Written exercise — Omit all pictures and give the records below again exactly as written.

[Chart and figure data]
━━━━━━━━━━━━━━━━━━━━

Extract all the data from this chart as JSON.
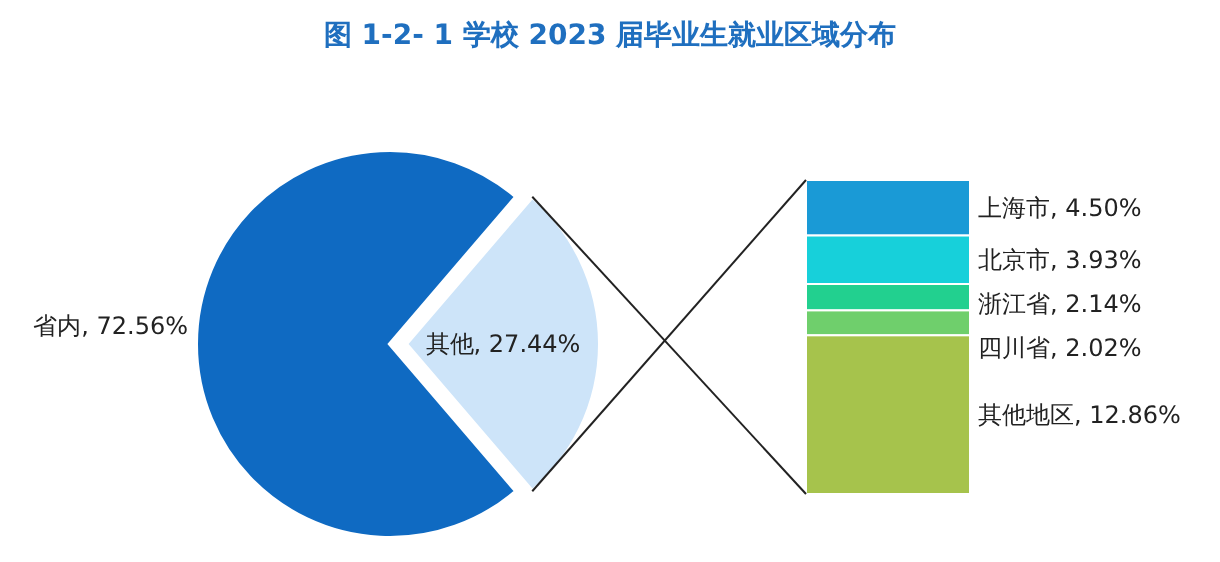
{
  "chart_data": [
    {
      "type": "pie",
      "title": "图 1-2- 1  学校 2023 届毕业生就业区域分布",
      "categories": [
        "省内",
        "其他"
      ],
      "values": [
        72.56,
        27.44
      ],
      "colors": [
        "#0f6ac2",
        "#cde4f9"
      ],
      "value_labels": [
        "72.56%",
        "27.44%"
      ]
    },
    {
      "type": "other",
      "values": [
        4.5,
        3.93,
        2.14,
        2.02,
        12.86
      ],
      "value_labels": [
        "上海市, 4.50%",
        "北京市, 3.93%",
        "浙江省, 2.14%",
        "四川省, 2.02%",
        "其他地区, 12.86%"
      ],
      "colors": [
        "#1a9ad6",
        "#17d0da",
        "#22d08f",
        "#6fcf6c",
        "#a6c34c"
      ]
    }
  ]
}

━━━━━━━━━━━━━━━━━━━━

Written response —
Extract all the data from this chart as JSON.
{
  "chart_data": [
    {
      "type": "pie",
      "title": "图 1-2- 1  学校 2023 届毕业生就业区域分布",
      "categories": [
        "省内",
        "其他"
      ],
      "values": [
        72.56,
        27.44
      ],
      "colors": [
        "#0f6ac2",
        "#cde4f9"
      ],
      "value_labels": [
        "72.56%",
        "27.44%"
      ]
    },
    {
      "type": "other",
      "values": [
        4.5,
        3.93,
        2.14,
        2.02,
        12.86
      ],
      "value_labels": [
        "上海市, 4.50%",
        "北京市, 3.93%",
        "浙江省, 2.14%",
        "四川省, 2.02%",
        "其他地区, 12.86%"
      ],
      "colors": [
        "#1a9ad6",
        "#17d0da",
        "#22d08f",
        "#6fcf6c",
        "#a6c34c"
      ]
    }
  ]
}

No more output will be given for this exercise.